*** Document text ***

Actually i could move to Canada and continue to do the job I do now. Canada accepts my nursing qualification. trouble is i really dont think i can drink a pint of maple syrup a day and i have head that that is one of the residency qualifications:laugh: :sword:

by the way where is the "jokes thread" can i have a link please?
 
3 clearer pics

3 clearer pics. The saw is a NAUTAC 232 this is an oleo mac 233 in disguise. the saw itself is made by oleo mac italy and marketed in france as the nautac 232. it takes all the same bars etc as the mac. I will get a pic of the old bar which was knackered. And as far as I can find out it was also completely the wrong bar.

The dog is Burberry that is his name dont ask me how he ended up being called that.
 
dekandgord said:
3 clearer pics. The saw is a NAUTAC 232 this is an oleo mac 233 in disguise. the saw itself is made by oleo mac italy and marketed in france as the nautac 232.

You are now skating on thin ice. Luckily, the saw was made in Italy and only marketed in France. :laugh:

Very interesting looking saw, especially the wide rear handle. Can't say I've see one like that before. Thanks for the pics.

By the way, the maple syrup is not bad when followed by a beer.
 
the wide handle is for standing on to start the saw! this is part of a safe way of starting the saw. thin ice why? Is this an anti french thing?
 
The saw minus the handle looks nearly identical to my Olympyk. My Olympyk is top handle and is red and gray.

***

## Task item A
Using the chainsaw thread, explain why the saw has such a wide rear handle.
## Task item B
List every country named in the chainsaw thread.
## Task item C
Do these statements agree with the chainsaw thread? (i) Canada accepts the poster's nursing qualification. (ii) The NAUTAC 232 is manufactured in France. (iii) The Olympyk is a top-handle saw in red and gray.

*** Study material ***

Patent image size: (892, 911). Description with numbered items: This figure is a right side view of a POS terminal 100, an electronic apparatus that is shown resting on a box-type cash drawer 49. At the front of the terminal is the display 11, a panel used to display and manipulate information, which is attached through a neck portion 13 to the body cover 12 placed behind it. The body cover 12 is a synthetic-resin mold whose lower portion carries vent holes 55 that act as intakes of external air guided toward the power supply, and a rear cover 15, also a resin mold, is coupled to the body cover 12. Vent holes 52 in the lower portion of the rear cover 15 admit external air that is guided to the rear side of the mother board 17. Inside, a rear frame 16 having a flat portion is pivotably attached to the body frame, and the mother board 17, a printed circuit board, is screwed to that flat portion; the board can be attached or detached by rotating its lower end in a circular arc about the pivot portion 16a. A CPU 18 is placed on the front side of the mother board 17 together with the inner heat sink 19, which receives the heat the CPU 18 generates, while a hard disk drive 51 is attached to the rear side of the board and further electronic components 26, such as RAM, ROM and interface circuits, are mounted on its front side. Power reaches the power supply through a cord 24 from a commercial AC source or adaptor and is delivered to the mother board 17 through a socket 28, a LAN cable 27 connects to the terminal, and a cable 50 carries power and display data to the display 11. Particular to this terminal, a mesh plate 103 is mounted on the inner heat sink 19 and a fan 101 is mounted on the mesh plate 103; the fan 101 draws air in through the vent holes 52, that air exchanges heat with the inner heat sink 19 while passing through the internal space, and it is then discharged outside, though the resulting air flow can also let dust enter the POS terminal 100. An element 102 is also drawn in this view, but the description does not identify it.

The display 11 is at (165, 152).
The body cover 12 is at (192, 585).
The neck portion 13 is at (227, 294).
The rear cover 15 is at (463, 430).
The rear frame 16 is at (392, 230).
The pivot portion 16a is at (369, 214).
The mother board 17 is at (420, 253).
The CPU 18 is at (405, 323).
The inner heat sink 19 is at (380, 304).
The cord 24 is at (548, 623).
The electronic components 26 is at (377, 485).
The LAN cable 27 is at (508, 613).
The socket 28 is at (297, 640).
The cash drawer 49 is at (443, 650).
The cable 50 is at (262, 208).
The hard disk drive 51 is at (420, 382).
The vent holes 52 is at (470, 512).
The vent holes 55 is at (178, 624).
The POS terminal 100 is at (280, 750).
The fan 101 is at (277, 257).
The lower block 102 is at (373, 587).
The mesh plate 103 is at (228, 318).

***

## Response A
The wide handle is there so the user can stand on it to start the saw. This is part of a safe way of starting the saw.

## Response B
Canada, Italy, France

## Response C
(i) Yes: "Canada accepts my nursing qualification."
(ii) No: "the saw itself is made by oleo mac italy and marketed in france as the nautac 232."
(iii) Yes: "My Olympyk is top handle and is red and gray."